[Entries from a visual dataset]
[Start]
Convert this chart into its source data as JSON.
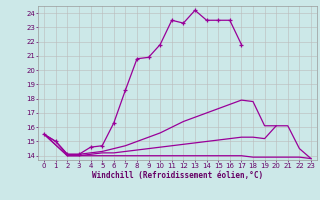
{
  "title": "",
  "xlabel": "Windchill (Refroidissement éolien,°C)",
  "background_color": "#cce8e8",
  "line_color": "#990099",
  "grid_color": "#bbbbbb",
  "xlim": [
    -0.5,
    23.5
  ],
  "ylim": [
    13.7,
    24.5
  ],
  "yticks": [
    14,
    15,
    16,
    17,
    18,
    19,
    20,
    21,
    22,
    23,
    24
  ],
  "xticks": [
    0,
    1,
    2,
    3,
    4,
    5,
    6,
    7,
    8,
    9,
    10,
    11,
    12,
    13,
    14,
    15,
    16,
    17,
    18,
    19,
    20,
    21,
    22,
    23
  ],
  "hours": [
    0,
    1,
    2,
    3,
    4,
    5,
    6,
    7,
    8,
    9,
    10,
    11,
    12,
    13,
    14,
    15,
    16,
    17,
    18,
    19,
    20,
    21,
    22,
    23
  ],
  "line1_x": [
    0,
    1,
    2,
    3,
    4,
    5,
    6,
    7,
    8,
    9,
    10,
    11,
    12,
    13,
    14,
    15,
    16,
    17
  ],
  "line1_y": [
    15.5,
    15.0,
    14.1,
    14.1,
    14.6,
    14.7,
    16.3,
    18.6,
    20.8,
    20.9,
    21.8,
    23.5,
    23.3,
    24.2,
    23.5,
    23.5,
    23.5,
    21.8
  ],
  "line2_x": [
    0,
    1,
    2,
    3,
    4,
    5,
    6,
    7,
    8,
    9,
    10,
    11,
    12,
    13,
    14,
    15,
    16,
    17,
    18,
    19,
    20
  ],
  "line2_y": [
    15.5,
    15.0,
    14.1,
    14.1,
    14.2,
    14.3,
    14.5,
    14.7,
    15.0,
    15.3,
    15.6,
    16.0,
    16.4,
    16.7,
    17.0,
    17.3,
    17.6,
    17.9,
    17.8,
    16.1,
    16.1
  ],
  "line3_x": [
    0,
    2,
    3,
    4,
    5,
    6,
    7,
    8,
    9,
    10,
    11,
    12,
    13,
    14,
    15,
    16,
    17,
    18,
    19,
    20,
    21,
    22,
    23
  ],
  "line3_y": [
    15.5,
    14.0,
    14.0,
    14.0,
    14.0,
    14.0,
    14.0,
    14.0,
    14.0,
    14.0,
    14.0,
    14.0,
    14.0,
    14.0,
    14.0,
    14.0,
    14.0,
    13.9,
    13.9,
    13.9,
    13.9,
    13.9,
    13.8
  ],
  "line4_x": [
    0,
    2,
    3,
    4,
    5,
    6,
    7,
    8,
    9,
    10,
    11,
    12,
    13,
    14,
    15,
    16,
    17,
    18,
    19,
    20,
    21,
    22,
    23
  ],
  "line4_y": [
    15.5,
    14.0,
    14.0,
    14.1,
    14.2,
    14.2,
    14.3,
    14.4,
    14.5,
    14.6,
    14.7,
    14.8,
    14.9,
    15.0,
    15.1,
    15.2,
    15.3,
    15.3,
    15.2,
    16.1,
    16.1,
    14.5,
    13.8
  ]
}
[End]
▶ [Task statement]: Repeat everything in the records precisely. Images are excluded from the copy.

▶ [Final answer]:
Convert this chart into its source data as JSON.
{
  "title": "",
  "xlabel": "Windchill (Refroidissement éolien,°C)",
  "background_color": "#cce8e8",
  "line_color": "#990099",
  "grid_color": "#bbbbbb",
  "xlim": [
    -0.5,
    23.5
  ],
  "ylim": [
    13.7,
    24.5
  ],
  "yticks": [
    14,
    15,
    16,
    17,
    18,
    19,
    20,
    21,
    22,
    23,
    24
  ],
  "xticks": [
    0,
    1,
    2,
    3,
    4,
    5,
    6,
    7,
    8,
    9,
    10,
    11,
    12,
    13,
    14,
    15,
    16,
    17,
    18,
    19,
    20,
    21,
    22,
    23
  ],
  "hours": [
    0,
    1,
    2,
    3,
    4,
    5,
    6,
    7,
    8,
    9,
    10,
    11,
    12,
    13,
    14,
    15,
    16,
    17,
    18,
    19,
    20,
    21,
    22,
    23
  ],
  "line1_x": [
    0,
    1,
    2,
    3,
    4,
    5,
    6,
    7,
    8,
    9,
    10,
    11,
    12,
    13,
    14,
    15,
    16,
    17
  ],
  "line1_y": [
    15.5,
    15.0,
    14.1,
    14.1,
    14.6,
    14.7,
    16.3,
    18.6,
    20.8,
    20.9,
    21.8,
    23.5,
    23.3,
    24.2,
    23.5,
    23.5,
    23.5,
    21.8
  ],
  "line2_x": [
    0,
    1,
    2,
    3,
    4,
    5,
    6,
    7,
    8,
    9,
    10,
    11,
    12,
    13,
    14,
    15,
    16,
    17,
    18,
    19,
    20
  ],
  "line2_y": [
    15.5,
    15.0,
    14.1,
    14.1,
    14.2,
    14.3,
    14.5,
    14.7,
    15.0,
    15.3,
    15.6,
    16.0,
    16.4,
    16.7,
    17.0,
    17.3,
    17.6,
    17.9,
    17.8,
    16.1,
    16.1
  ],
  "line3_x": [
    0,
    2,
    3,
    4,
    5,
    6,
    7,
    8,
    9,
    10,
    11,
    12,
    13,
    14,
    15,
    16,
    17,
    18,
    19,
    20,
    21,
    22,
    23
  ],
  "line3_y": [
    15.5,
    14.0,
    14.0,
    14.0,
    14.0,
    14.0,
    14.0,
    14.0,
    14.0,
    14.0,
    14.0,
    14.0,
    14.0,
    14.0,
    14.0,
    14.0,
    14.0,
    13.9,
    13.9,
    13.9,
    13.9,
    13.9,
    13.8
  ],
  "line4_x": [
    0,
    2,
    3,
    4,
    5,
    6,
    7,
    8,
    9,
    10,
    11,
    12,
    13,
    14,
    15,
    16,
    17,
    18,
    19,
    20,
    21,
    22,
    23
  ],
  "line4_y": [
    15.5,
    14.0,
    14.0,
    14.1,
    14.2,
    14.2,
    14.3,
    14.4,
    14.5,
    14.6,
    14.7,
    14.8,
    14.9,
    15.0,
    15.1,
    15.2,
    15.3,
    15.3,
    15.2,
    16.1,
    16.1,
    14.5,
    13.8
  ]
}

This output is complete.